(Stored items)
——————
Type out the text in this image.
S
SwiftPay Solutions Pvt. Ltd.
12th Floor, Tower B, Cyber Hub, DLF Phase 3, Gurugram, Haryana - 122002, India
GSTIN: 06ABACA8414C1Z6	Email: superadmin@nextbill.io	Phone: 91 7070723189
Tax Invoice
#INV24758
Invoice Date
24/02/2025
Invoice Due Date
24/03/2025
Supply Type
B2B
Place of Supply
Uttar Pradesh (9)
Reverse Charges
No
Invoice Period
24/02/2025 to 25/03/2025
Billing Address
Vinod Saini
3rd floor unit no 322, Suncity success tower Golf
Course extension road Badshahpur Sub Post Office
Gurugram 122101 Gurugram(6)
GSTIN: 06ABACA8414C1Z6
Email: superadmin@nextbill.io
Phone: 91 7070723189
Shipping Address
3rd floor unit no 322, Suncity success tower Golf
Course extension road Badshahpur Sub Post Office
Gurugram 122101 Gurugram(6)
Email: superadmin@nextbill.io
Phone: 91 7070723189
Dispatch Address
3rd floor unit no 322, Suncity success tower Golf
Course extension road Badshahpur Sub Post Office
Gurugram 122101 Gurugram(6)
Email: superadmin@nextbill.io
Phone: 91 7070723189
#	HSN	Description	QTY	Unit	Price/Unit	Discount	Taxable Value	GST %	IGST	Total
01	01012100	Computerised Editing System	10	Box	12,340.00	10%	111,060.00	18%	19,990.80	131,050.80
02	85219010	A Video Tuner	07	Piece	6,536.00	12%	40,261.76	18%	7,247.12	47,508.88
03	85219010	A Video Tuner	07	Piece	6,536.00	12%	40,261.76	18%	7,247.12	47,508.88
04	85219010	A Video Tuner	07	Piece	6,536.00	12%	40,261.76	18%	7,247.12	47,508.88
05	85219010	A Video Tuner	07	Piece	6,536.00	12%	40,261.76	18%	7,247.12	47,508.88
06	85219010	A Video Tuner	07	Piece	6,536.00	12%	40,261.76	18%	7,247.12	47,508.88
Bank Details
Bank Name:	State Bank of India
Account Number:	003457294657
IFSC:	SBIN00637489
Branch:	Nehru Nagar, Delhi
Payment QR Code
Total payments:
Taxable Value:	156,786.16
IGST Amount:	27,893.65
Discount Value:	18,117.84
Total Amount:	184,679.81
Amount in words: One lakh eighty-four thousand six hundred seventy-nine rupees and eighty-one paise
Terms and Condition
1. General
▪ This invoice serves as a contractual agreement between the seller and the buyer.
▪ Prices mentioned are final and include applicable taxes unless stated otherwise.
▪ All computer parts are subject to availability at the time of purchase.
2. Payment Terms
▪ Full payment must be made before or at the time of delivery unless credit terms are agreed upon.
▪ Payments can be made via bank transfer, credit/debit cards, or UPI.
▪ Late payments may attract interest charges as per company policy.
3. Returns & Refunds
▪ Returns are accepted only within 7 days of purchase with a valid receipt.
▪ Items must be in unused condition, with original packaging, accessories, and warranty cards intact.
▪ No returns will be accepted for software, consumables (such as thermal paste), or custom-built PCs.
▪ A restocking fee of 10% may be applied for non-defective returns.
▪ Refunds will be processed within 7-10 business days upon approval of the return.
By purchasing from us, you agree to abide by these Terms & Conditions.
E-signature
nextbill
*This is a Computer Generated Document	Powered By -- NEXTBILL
——————
**STATED EXERCISE**
Go through the entries and repeat each one exactly.

**REPLY**
Type out the text in this image.
S
SwiftPay Solutions Pvt. Ltd.
12th Floor, Tower B, Cyber Hub, DLF Phase 3, Gurugram, Haryana - 122002, India
GSTIN: 06ABACA8414C1Z6	Email: superadmin@nextbill.io	Phone: 91 7070723189
Tax Invoice
#INV24758
Invoice Date
24/02/2025
Invoice Due Date
24/03/2025
Supply Type
B2B
Place of Supply
Uttar Pradesh (9)
Reverse Charges
No
Invoice Period
24/02/2025 to 25/03/2025
Billing Address
Vinod Saini
3rd floor unit no 322, Suncity success tower Golf
Course extension road Badshahpur Sub Post Office
Gurugram 122101 Gurugram(6)
GSTIN: 06ABACA8414C1Z6
Email: superadmin@nextbill.io
Phone: 91 7070723189
Shipping Address
3rd floor unit no 322, Suncity success tower Golf
Course extension road Badshahpur Sub Post Office
Gurugram 122101 Gurugram(6)
Email: superadmin@nextbill.io
Phone: 91 7070723189
Dispatch Address
3rd floor unit no 322, Suncity success tower Golf
Course extension road Badshahpur Sub Post Office
Gurugram 122101 Gurugram(6)
Email: superadmin@nextbill.io
Phone: 91 7070723189
#	HSN	Description	QTY	Unit	Price/Unit	Discount	Taxable Value	GST %	IGST	Total
01	01012100	Computerised Editing System	10	Box	12,340.00	10%	111,060.00	18%	19,990.80	131,050.80
02	85219010	A Video Tuner	07	Piece	6,536.00	12%	40,261.76	18%	7,247.12	47,508.88
03	85219010	A Video Tuner	07	Piece	6,536.00	12%	40,261.76	18%	7,247.12	47,508.88
04	85219010	A Video Tuner	07	Piece	6,536.00	12%	40,261.76	18%	7,247.12	47,508.88
05	85219010	A Video Tuner	07	Piece	6,536.00	12%	40,261.76	18%	7,247.12	47,508.88
06	85219010	A Video Tuner	07	Piece	6,536.00	12%	40,261.76	18%	7,247.12	47,508.88
Bank Details
Bank Name:	State Bank of India
Account Number:	003457294657
IFSC:	SBIN00637489
Branch:	Nehru Nagar, Delhi
Payment QR Code
Total payments:
Taxable Value:	156,786.16
IGST Amount:	27,893.65
Discount Value:	18,117.84
Total Amount:	184,679.81
Amount in words: One lakh eighty-four thousand six hundred seventy-nine rupees and eighty-one paise
Terms and Condition
1. General
▪ This invoice serves as a contractual agreement between the seller and the buyer.
▪ Prices mentioned are final and include applicable taxes unless stated otherwise.
▪ All computer parts are subject to availability at the time of purchase.
2. Payment Terms
▪ Full payment must be made before or at the time of delivery unless credit terms are agreed upon.
▪ Payments can be made via bank transfer, credit/debit cards, or UPI.
▪ Late payments may attract interest charges as per company policy.
3. Returns & Refunds
▪ Returns are accepted only within 7 days of purchase with a valid receipt.
▪ Items must be in unused condition, with original packaging, accessories, and warranty cards intact.
▪ No returns will be accepted for software, consumables (such as thermal paste), or custom-built PCs.
▪ A restocking fee of 10% may be applied for non-defective returns.
▪ Refunds will be processed within 7-10 business days upon approval of the return.
By purchasing from us, you agree to abide by these Terms & Conditions.
E-signature
nextbill
*This is a Computer Generated Document	Powered By -- NEXTBILL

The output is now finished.